> **TO DO**
Return all of the entries exactly, with nothing added or left out.

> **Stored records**
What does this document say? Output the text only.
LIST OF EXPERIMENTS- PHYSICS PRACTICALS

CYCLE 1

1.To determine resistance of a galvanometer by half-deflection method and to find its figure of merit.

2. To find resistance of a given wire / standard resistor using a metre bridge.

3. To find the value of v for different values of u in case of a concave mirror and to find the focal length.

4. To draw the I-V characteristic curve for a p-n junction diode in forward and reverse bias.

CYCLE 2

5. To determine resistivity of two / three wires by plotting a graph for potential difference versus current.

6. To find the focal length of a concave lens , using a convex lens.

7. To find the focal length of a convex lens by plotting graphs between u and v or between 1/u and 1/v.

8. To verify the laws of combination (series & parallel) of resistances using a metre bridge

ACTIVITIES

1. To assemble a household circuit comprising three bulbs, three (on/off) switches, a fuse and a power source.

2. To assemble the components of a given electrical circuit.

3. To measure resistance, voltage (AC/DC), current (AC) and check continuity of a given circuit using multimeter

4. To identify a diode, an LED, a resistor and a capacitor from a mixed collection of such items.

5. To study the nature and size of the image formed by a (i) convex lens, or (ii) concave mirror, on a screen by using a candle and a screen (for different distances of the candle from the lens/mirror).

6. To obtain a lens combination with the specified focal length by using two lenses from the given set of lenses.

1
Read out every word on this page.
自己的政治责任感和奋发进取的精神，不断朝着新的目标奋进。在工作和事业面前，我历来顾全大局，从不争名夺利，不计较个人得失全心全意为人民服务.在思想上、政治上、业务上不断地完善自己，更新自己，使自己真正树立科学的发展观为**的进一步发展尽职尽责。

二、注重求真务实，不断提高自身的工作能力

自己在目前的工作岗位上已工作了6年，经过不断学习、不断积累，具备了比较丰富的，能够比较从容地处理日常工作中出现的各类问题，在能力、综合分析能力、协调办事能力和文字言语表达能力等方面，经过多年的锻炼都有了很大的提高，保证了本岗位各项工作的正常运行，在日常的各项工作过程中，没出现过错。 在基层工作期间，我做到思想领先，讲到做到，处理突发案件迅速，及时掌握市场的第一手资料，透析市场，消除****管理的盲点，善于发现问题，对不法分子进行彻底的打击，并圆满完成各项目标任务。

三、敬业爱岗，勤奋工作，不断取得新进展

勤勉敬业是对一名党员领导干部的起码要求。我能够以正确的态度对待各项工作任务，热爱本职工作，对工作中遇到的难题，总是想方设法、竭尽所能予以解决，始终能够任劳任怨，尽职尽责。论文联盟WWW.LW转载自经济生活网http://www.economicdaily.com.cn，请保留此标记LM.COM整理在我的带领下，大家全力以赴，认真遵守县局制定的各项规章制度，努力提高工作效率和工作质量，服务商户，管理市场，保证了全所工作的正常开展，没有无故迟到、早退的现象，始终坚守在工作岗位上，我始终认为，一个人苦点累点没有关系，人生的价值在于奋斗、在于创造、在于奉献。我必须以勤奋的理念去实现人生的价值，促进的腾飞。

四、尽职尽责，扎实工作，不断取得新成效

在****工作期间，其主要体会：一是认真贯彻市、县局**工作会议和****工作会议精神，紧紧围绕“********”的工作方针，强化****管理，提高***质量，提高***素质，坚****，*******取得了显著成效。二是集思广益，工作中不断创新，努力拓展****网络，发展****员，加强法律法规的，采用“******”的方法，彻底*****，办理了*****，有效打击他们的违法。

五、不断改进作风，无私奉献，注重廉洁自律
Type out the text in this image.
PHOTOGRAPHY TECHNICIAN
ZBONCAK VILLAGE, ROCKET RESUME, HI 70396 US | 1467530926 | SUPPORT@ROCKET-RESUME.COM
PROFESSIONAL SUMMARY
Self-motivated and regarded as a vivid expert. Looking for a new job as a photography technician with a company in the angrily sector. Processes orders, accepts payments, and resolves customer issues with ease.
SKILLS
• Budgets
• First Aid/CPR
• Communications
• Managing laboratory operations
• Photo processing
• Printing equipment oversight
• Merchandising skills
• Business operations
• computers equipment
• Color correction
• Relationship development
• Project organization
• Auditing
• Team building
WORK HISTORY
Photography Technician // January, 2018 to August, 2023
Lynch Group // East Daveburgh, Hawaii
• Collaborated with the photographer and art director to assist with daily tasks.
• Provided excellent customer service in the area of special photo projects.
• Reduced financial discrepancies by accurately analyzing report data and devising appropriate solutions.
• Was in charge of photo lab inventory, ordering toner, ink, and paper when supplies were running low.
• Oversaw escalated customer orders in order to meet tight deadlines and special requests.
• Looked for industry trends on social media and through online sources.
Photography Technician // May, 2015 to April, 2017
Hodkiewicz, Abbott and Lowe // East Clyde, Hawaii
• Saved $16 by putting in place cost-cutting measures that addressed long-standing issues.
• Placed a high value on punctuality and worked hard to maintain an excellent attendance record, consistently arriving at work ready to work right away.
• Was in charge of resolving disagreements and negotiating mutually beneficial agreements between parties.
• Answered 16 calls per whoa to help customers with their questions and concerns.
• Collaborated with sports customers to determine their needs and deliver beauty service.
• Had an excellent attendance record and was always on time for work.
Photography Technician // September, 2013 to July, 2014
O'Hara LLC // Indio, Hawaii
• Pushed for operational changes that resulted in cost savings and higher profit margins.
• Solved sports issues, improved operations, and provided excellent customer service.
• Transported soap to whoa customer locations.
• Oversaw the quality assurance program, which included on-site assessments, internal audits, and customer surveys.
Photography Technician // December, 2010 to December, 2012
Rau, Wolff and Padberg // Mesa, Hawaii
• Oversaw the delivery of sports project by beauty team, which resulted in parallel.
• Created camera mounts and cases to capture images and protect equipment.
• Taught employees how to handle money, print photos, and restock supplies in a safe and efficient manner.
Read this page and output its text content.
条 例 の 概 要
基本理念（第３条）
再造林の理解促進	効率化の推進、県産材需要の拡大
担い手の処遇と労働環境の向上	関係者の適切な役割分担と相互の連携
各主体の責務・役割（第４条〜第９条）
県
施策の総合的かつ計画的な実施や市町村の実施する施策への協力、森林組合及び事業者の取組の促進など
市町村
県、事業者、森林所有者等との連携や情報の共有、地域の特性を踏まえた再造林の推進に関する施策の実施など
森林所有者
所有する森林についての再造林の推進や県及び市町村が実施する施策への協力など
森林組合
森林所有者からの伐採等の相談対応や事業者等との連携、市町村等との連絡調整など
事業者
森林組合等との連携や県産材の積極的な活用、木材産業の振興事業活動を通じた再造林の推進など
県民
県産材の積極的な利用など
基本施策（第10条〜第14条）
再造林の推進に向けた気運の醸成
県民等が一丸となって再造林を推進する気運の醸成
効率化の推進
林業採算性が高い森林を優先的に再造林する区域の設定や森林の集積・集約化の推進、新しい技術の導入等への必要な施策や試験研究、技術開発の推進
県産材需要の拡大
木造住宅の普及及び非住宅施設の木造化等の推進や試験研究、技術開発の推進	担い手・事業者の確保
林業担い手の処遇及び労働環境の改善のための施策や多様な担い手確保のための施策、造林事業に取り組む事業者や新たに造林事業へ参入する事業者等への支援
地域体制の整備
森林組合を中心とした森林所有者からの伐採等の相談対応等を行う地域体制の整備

> **ANSWER FOR THIS EXERCISE**
What does this document say? Output the text only.
LIST OF EXPERIMENTS- PHYSICS PRACTICALS

CYCLE 1

1.To determine resistance of a galvanometer by half-deflection method and to find its figure of merit.

2. To find resistance of a given wire / standard resistor using a metre bridge.

3. To find the value of v for different values of u in case of a concave mirror and to find the focal length.

4. To draw the I-V characteristic curve for a p-n junction diode in forward and reverse bias.

CYCLE 2

5. To determine resistivity of two / three wires by plotting a graph for potential difference versus current.

6. To find the focal length of a concave lens , using a convex lens.

7. To find the focal length of a convex lens by plotting graphs between u and v or between 1/u and 1/v.

8. To verify the laws of combination (series & parallel) of resistances using a metre bridge

ACTIVITIES

1. To assemble a household circuit comprising three bulbs, three (on/off) switches, a fuse and a power source.

2. To assemble the components of a given electrical circuit.

3. To measure resistance, voltage (AC/DC), current (AC) and check continuity of a given circuit using multimeter

4. To identify a diode, an LED, a resistor and a capacitor from a mixed collection of such items.

5. To study the nature and size of the image formed by a (i) convex lens, or (ii) concave mirror, on a screen by using a candle and a screen (for different distances of the candle from the lens/mirror).

6. To obtain a lens combination with the specified focal length by using two lenses from the given set of lenses.

1
Read out every word on this page.
自己的政治责任感和奋发进取的精神，不断朝着新的目标奋进。在工作和事业面前，我历来顾全大局，从不争名夺利，不计较个人得失全心全意为人民服务.在思想上、政治上、业务上不断地完善自己，更新自己，使自己真正树立科学的发展观为**的进一步发展尽职尽责。

二、注重求真务实，不断提高自身的工作能力

自己在目前的工作岗位上已工作了6年，经过不断学习、不断积累，具备了比较丰富的，能够比较从容地处理日常工作中出现的各类问题，在能力、综合分析能力、协调办事能力和文字言语表达能力等方面，经过多年的锻炼都有了很大的提高，保证了本岗位各项工作的正常运行，在日常的各项工作过程中，没出现过错。 在基层工作期间，我做到思想领先，讲到做到，处理突发案件迅速，及时掌握市场的第一手资料，透析市场，消除****管理的盲点，善于发现问题，对不法分子进行彻底的打击，并圆满完成各项目标任务。

三、敬业爱岗，勤奋工作，不断取得新进展

勤勉敬业是对一名党员领导干部的起码要求。我能够以正确的态度对待各项工作任务，热爱本职工作，对工作中遇到的难题，总是想方设法、竭尽所能予以解决，始终能够任劳任怨，尽职尽责。论文联盟WWW.LW转载自经济生活网http://www.economicdaily.com.cn，请保留此标记LM.COM整理在我的带领下，大家全力以赴，认真遵守县局制定的各项规章制度，努力提高工作效率和工作质量，服务商户，管理市场，保证了全所工作的正常开展，没有无故迟到、早退的现象，始终坚守在工作岗位上，我始终认为，一个人苦点累点没有关系，人生的价值在于奋斗、在于创造、在于奉献。我必须以勤奋的理念去实现人生的价值，促进的腾飞。

四、尽职尽责，扎实工作，不断取得新成效

在****工作期间，其主要体会：一是认真贯彻市、县局**工作会议和****工作会议精神，紧紧围绕“********”的工作方针，强化****管理，提高***质量，提高***素质，坚****，*******取得了显著成效。二是集思广益，工作中不断创新，努力拓展****网络，发展****员，加强法律法规的，采用“******”的方法，彻底*****，办理了*****，有效打击他们的违法。

五、不断改进作风，无私奉献，注重廉洁自律
Type out the text in this image.
PHOTOGRAPHY TECHNICIAN
ZBONCAK VILLAGE, ROCKET RESUME, HI 70396 US | 1467530926 | SUPPORT@ROCKET-RESUME.COM
PROFESSIONAL SUMMARY
Self-motivated and regarded as a vivid expert. Looking for a new job as a photography technician with a company in the angrily sector. Processes orders, accepts payments, and resolves customer issues with ease.
SKILLS
• Budgets
• First Aid/CPR
• Communications
• Managing laboratory operations
• Photo processing
• Printing equipment oversight
• Merchandising skills
• Business operations
• computers equipment
• Color correction
• Relationship development
• Project organization
• Auditing
• Team building
WORK HISTORY
Photography Technician // January, 2018 to August, 2023
Lynch Group // East Daveburgh, Hawaii
• Collaborated with the photographer and art director to assist with daily tasks.
• Provided excellent customer service in the area of special photo projects.
• Reduced financial discrepancies by accurately analyzing report data and devising appropriate solutions.
• Was in charge of photo lab inventory, ordering toner, ink, and paper when supplies were running low.
• Oversaw escalated customer orders in order to meet tight deadlines and special requests.
• Looked for industry trends on social media and through online sources.
Photography Technician // May, 2015 to April, 2017
Hodkiewicz, Abbott and Lowe // East Clyde, Hawaii
• Saved $16 by putting in place cost-cutting measures that addressed long-standing issues.
• Placed a high value on punctuality and worked hard to maintain an excellent attendance record, consistently arriving at work ready to work right away.
• Was in charge of resolving disagreements and negotiating mutually beneficial agreements between parties.
• Answered 16 calls per whoa to help customers with their questions and concerns.
• Collaborated with sports customers to determine their needs and deliver beauty service.
• Had an excellent attendance record and was always on time for work.
Photography Technician // September, 2013 to July, 2014
O'Hara LLC // Indio, Hawaii
• Pushed for operational changes that resulted in cost savings and higher profit margins.
• Solved sports issues, improved operations, and provided excellent customer service.
• Transported soap to whoa customer locations.
• Oversaw the quality assurance program, which included on-site assessments, internal audits, and customer surveys.
Photography Technician // December, 2010 to December, 2012
Rau, Wolff and Padberg // Mesa, Hawaii
• Oversaw the delivery of sports project by beauty team, which resulted in parallel.
• Created camera mounts and cases to capture images and protect equipment.
• Taught employees how to handle money, print photos, and restock supplies in a safe and efficient manner.
Read this page and output its text content.
条 例 の 概 要
基本理念（第３条）
再造林の理解促進	効率化の推進、県産材需要の拡大
担い手の処遇と労働環境の向上	関係者の適切な役割分担と相互の連携
各主体の責務・役割（第４条〜第９条）
県
施策の総合的かつ計画的な実施や市町村の実施する施策への協力、森林組合及び事業者の取組の促進など
市町村
県、事業者、森林所有者等との連携や情報の共有、地域の特性を踏まえた再造林の推進に関する施策の実施など
森林所有者
所有する森林についての再造林の推進や県及び市町村が実施する施策への協力など
森林組合
森林所有者からの伐採等の相談対応や事業者等との連携、市町村等との連絡調整など
事業者
森林組合等との連携や県産材の積極的な活用、木材産業の振興事業活動を通じた再造林の推進など
県民
県産材の積極的な利用など
基本施策（第10条〜第14条）
再造林の推進に向けた気運の醸成
県民等が一丸となって再造林を推進する気運の醸成
効率化の推進
林業採算性が高い森林を優先的に再造林する区域の設定や森林の集積・集約化の推進、新しい技術の導入等への必要な施策や試験研究、技術開発の推進
県産材需要の拡大
木造住宅の普及及び非住宅施設の木造化等の推進や試験研究、技術開発の推進	担い手・事業者の確保
林業担い手の処遇及び労働環境の改善のための施策や多様な担い手確保のための施策、造林事業に取り組む事業者や新たに造林事業へ参入する事業者等への支援
地域体制の整備
森林組合を中心とした森林所有者からの伐採等の相談対応等を行う地域体制の整備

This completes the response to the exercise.